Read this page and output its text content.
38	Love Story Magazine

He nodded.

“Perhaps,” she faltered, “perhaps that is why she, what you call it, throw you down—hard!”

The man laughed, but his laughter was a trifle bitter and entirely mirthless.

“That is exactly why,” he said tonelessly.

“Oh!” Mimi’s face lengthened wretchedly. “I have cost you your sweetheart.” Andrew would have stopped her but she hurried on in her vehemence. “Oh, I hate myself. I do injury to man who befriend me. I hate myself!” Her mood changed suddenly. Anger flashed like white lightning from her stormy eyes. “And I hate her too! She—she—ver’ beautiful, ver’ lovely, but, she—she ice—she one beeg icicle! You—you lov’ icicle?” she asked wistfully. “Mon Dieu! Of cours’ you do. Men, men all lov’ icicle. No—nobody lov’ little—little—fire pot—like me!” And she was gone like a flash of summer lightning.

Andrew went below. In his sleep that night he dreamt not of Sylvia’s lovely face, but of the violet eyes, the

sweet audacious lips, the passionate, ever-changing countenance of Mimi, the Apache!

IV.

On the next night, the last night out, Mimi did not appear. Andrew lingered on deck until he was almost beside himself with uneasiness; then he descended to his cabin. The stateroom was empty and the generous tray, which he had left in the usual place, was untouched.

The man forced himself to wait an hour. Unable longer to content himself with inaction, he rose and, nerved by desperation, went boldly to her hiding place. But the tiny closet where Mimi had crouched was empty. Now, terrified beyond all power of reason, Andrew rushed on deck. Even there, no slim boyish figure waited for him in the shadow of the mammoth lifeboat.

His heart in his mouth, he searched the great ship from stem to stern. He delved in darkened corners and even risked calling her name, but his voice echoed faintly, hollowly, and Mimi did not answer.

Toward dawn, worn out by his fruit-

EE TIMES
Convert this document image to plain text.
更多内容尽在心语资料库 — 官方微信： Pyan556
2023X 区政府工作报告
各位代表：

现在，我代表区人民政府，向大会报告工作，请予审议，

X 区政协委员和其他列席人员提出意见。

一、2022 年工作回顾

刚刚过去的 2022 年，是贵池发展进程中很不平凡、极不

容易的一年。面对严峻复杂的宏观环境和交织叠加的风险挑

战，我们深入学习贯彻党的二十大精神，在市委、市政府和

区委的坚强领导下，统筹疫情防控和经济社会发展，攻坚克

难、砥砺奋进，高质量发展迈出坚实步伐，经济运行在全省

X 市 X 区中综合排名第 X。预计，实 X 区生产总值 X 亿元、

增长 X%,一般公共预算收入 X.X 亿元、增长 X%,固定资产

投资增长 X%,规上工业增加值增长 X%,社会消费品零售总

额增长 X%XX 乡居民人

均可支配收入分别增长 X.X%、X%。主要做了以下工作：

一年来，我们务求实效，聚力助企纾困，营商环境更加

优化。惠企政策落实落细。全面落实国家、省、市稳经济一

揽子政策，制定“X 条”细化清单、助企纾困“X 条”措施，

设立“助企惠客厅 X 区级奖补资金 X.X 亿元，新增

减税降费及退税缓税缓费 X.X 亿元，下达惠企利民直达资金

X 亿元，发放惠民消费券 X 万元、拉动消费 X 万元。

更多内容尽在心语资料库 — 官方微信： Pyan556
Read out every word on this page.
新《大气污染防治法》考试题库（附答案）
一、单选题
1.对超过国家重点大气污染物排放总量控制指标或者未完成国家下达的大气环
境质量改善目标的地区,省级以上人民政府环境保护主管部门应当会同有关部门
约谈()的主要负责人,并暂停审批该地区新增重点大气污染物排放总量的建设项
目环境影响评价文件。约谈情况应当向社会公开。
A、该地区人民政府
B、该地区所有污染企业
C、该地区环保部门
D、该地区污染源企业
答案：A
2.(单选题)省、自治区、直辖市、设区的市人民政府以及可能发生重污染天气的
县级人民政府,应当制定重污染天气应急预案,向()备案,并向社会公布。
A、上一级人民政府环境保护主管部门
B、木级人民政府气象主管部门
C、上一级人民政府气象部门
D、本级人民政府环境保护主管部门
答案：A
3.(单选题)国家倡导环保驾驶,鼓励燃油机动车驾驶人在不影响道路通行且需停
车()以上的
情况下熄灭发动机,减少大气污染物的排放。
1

────────────────

Instructions to follow :: How many lines in the listing above contain the string "went"? Answer with the number only.

Output :: 2